Output only the count of lines that contain "xlabel".

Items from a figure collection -
* * * * * * * * *

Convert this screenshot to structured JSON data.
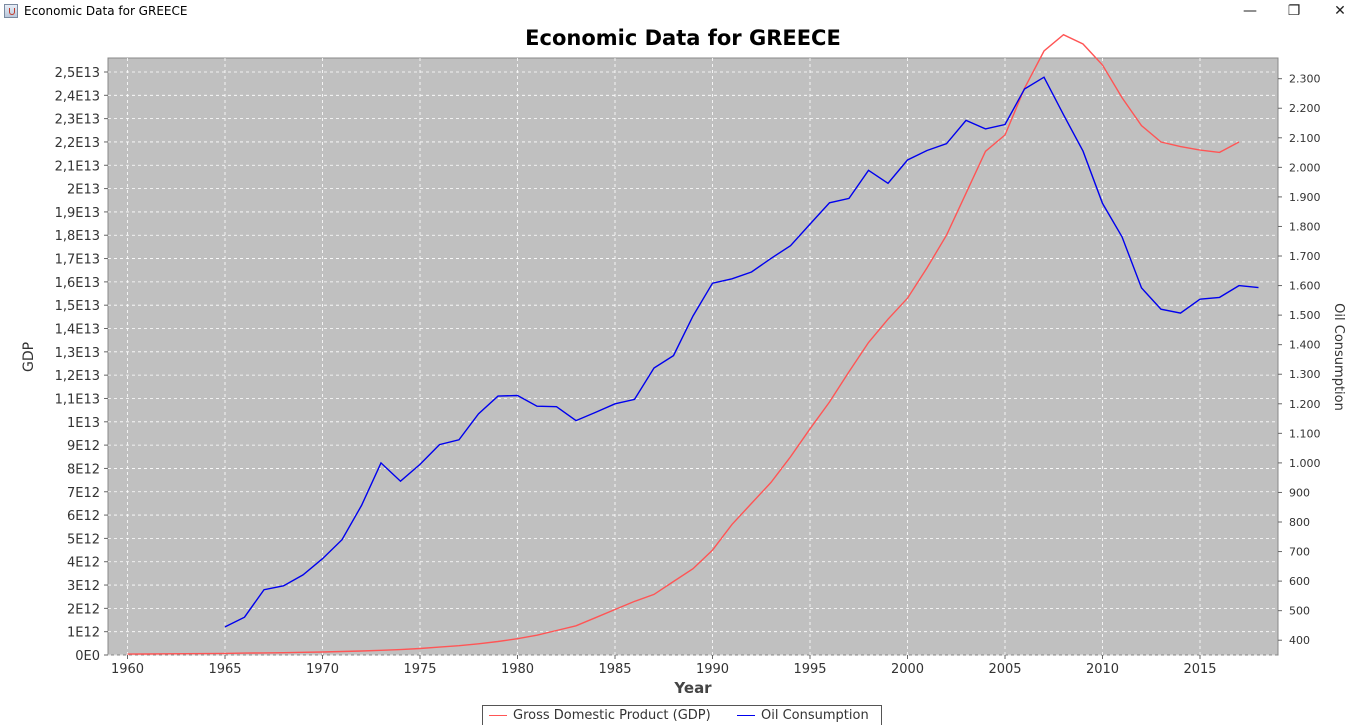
{
  "window": {
    "title": "Economic Data for GREECE",
    "minimize_glyph": "—",
    "maximize_glyph": "❐",
    "close_glyph": "✕"
  },
  "colors": {
    "plot_background": "#c0c0c0",
    "grid": "#ffffff",
    "gdp": "#ff5555",
    "oil": "#0000ee"
  },
  "chart_data": {
    "type": "line",
    "title": "Economic Data for GREECE",
    "xlabel": "Year",
    "ylabel_left": "GDP",
    "ylabel_right": "Oil Consumption",
    "xlim": [
      1959,
      2019
    ],
    "ylim_left": [
      0,
      25600000000000
    ],
    "ylim_right": [
      350,
      2370
    ],
    "x_ticks": [
      1960,
      1965,
      1970,
      1975,
      1980,
      1985,
      1990,
      1995,
      2000,
      2005,
      2010,
      2015
    ],
    "x_tick_labels": [
      "1960",
      "1965",
      "1970",
      "1975",
      "1980",
      "1985",
      "1990",
      "1995",
      "2000",
      "2005",
      "2010",
      "2015"
    ],
    "y_left_ticks": [
      0,
      1000000000000.0,
      2000000000000.0,
      3000000000000.0,
      4000000000000.0,
      5000000000000.0,
      6000000000000.0,
      7000000000000.0,
      8000000000000.0,
      9000000000000.0,
      10000000000000.0,
      11000000000000.0,
      12000000000000.0,
      13000000000000.0,
      14000000000000.0,
      15000000000000.0,
      16000000000000.0,
      17000000000000.0,
      18000000000000.0,
      19000000000000.0,
      20000000000000.0,
      21000000000000.0,
      22000000000000.0,
      23000000000000.0,
      24000000000000.0,
      25000000000000.0
    ],
    "y_left_tick_labels": [
      "0E0",
      "1E12",
      "2E12",
      "3E12",
      "4E12",
      "5E12",
      "6E12",
      "7E12",
      "8E12",
      "9E12",
      "1E13",
      "1,1E13",
      "1,2E13",
      "1,3E13",
      "1,4E13",
      "1,5E13",
      "1,6E13",
      "1,7E13",
      "1,8E13",
      "1,9E13",
      "2E13",
      "2,1E13",
      "2,2E13",
      "2,3E13",
      "2,4E13",
      "2,5E13"
    ],
    "y_right_ticks": [
      400,
      500,
      600,
      700,
      800,
      900,
      1000,
      1100,
      1200,
      1300,
      1400,
      1500,
      1600,
      1700,
      1800,
      1900,
      2000,
      2100,
      2200,
      2300
    ],
    "y_right_tick_labels": [
      "400",
      "500",
      "600",
      "700",
      "800",
      "900",
      "1.000",
      "1.100",
      "1.200",
      "1.300",
      "1.400",
      "1.500",
      "1.600",
      "1.700",
      "1.800",
      "1.900",
      "2.000",
      "2.100",
      "2.200",
      "2.300"
    ],
    "grid": true,
    "legend_position": "bottom",
    "series": [
      {
        "name": "Gross Domestic Product (GDP)",
        "axis": "left",
        "color": "#ff5555",
        "x": [
          1960,
          1961,
          1962,
          1963,
          1964,
          1965,
          1966,
          1967,
          1968,
          1969,
          1970,
          1971,
          1972,
          1973,
          1974,
          1975,
          1976,
          1977,
          1978,
          1979,
          1980,
          1981,
          1982,
          1983,
          1984,
          1985,
          1986,
          1987,
          1988,
          1989,
          1990,
          1991,
          1992,
          1993,
          1994,
          1995,
          1996,
          1997,
          1998,
          1999,
          2000,
          2001,
          2002,
          2003,
          2004,
          2005,
          2006,
          2007,
          2008,
          2009,
          2010,
          2011,
          2012,
          2013,
          2014,
          2015,
          2016,
          2017
        ],
        "y": [
          40000000000.0,
          45000000000.0,
          50000000000.0,
          55000000000.0,
          60000000000.0,
          70000000000.0,
          80000000000.0,
          90000000000.0,
          100000000000.0,
          115000000000.0,
          130000000000.0,
          150000000000.0,
          170000000000.0,
          200000000000.0,
          230000000000.0,
          280000000000.0,
          340000000000.0,
          400000000000.0,
          480000000000.0,
          580000000000.0,
          700000000000.0,
          850000000000.0,
          1050000000000.0,
          1250000000000.0,
          1600000000000.0,
          1950000000000.0,
          2300000000000.0,
          2600000000000.0,
          3150000000000.0,
          3700000000000.0,
          4500000000000.0,
          5600000000000.0,
          6500000000000.0,
          7400000000000.0,
          8500000000000.0,
          9700000000000.0,
          10850000000000.0,
          12150000000000.0,
          13400000000000.0,
          14400000000000.0,
          15300000000000.0,
          16600000000000.0,
          18000000000000.0,
          19800000000000.0,
          21600000000000.0,
          22300000000000.0,
          24300000000000.0,
          25900000000000.0,
          26600000000000.0,
          26200000000000.0,
          25300000000000.0,
          23900000000000.0,
          22700000000000.0,
          22000000000000.0,
          21800000000000.0,
          21650000000000.0,
          21550000000000.0,
          22000000000000.0
        ]
      },
      {
        "name": "Oil Consumption",
        "axis": "right",
        "color": "#0000ee",
        "x": [
          1965,
          1966,
          1967,
          1968,
          1969,
          1970,
          1971,
          1972,
          1973,
          1974,
          1975,
          1976,
          1977,
          1978,
          1979,
          1980,
          1981,
          1982,
          1983,
          1984,
          1985,
          1986,
          1987,
          1988,
          1989,
          1990,
          1991,
          1992,
          1993,
          1994,
          1995,
          1996,
          1997,
          1998,
          1999,
          2000,
          2001,
          2002,
          2003,
          2004,
          2005,
          2006,
          2007,
          2008,
          2009,
          2010,
          2011,
          2012,
          2013,
          2014,
          2015,
          2016,
          2017,
          2018
        ],
        "y": [
          445,
          478,
          571,
          584,
          621,
          676,
          740,
          856,
          1000,
          938,
          995,
          1062,
          1078,
          1166,
          1226,
          1228,
          1192,
          1190,
          1143,
          1171,
          1200,
          1215,
          1321,
          1363,
          1497,
          1608,
          1623,
          1646,
          1692,
          1735,
          1808,
          1880,
          1895,
          1990,
          1946,
          2025,
          2057,
          2080,
          2159,
          2130,
          2145,
          2265,
          2305,
          2178,
          2055,
          1878,
          1765,
          1592,
          1520,
          1507,
          1554,
          1560,
          1600,
          1593
        ]
      }
    ]
  }
}
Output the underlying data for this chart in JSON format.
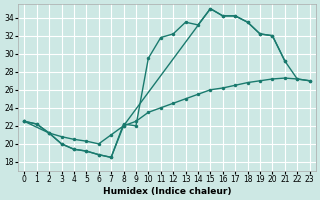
{
  "xlabel": "Humidex (Indice chaleur)",
  "bg_color": "#cde8e4",
  "grid_color": "#ffffff",
  "line_color": "#1a7a6e",
  "xlim": [
    -0.5,
    23.5
  ],
  "ylim": [
    17.0,
    35.5
  ],
  "xticks": [
    0,
    1,
    2,
    3,
    4,
    5,
    6,
    7,
    8,
    9,
    10,
    11,
    12,
    13,
    14,
    15,
    16,
    17,
    18,
    19,
    20,
    21,
    22,
    23
  ],
  "yticks": [
    18,
    20,
    22,
    24,
    26,
    28,
    30,
    32,
    34
  ],
  "line1_x": [
    0,
    1,
    2,
    3,
    4,
    5,
    6,
    7,
    8,
    9,
    10,
    11,
    12,
    13,
    14,
    15,
    16,
    17,
    18,
    19,
    20,
    21
  ],
  "line1_y": [
    22.5,
    22.2,
    21.2,
    20.0,
    19.4,
    19.2,
    18.8,
    18.5,
    22.2,
    22.0,
    29.5,
    31.8,
    32.2,
    33.5,
    33.2,
    35.0,
    34.2,
    34.2,
    33.5,
    32.2,
    32.0,
    29.2
  ],
  "line2_x": [
    0,
    2,
    3,
    4,
    5,
    6,
    7,
    8,
    15,
    16,
    17,
    18,
    19,
    20,
    21,
    22,
    23
  ],
  "line2_y": [
    22.5,
    21.2,
    20.0,
    19.4,
    19.2,
    18.8,
    18.5,
    22.0,
    35.0,
    34.2,
    34.2,
    33.5,
    32.2,
    32.0,
    29.2,
    27.2,
    27.0
  ],
  "line3_x": [
    0,
    1,
    2,
    3,
    4,
    5,
    6,
    7,
    8,
    9,
    10,
    11,
    12,
    13,
    14,
    15,
    16,
    17,
    18,
    19,
    20,
    21,
    22,
    23
  ],
  "line3_y": [
    22.5,
    22.2,
    21.2,
    20.8,
    20.5,
    20.3,
    20.0,
    21.0,
    22.0,
    22.5,
    23.5,
    24.0,
    24.5,
    25.0,
    25.5,
    26.0,
    26.2,
    26.5,
    26.8,
    27.0,
    27.2,
    27.3,
    27.2,
    27.0
  ],
  "markersize": 3,
  "linewidth": 1.0
}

* * * * * * * * *

Reply - 2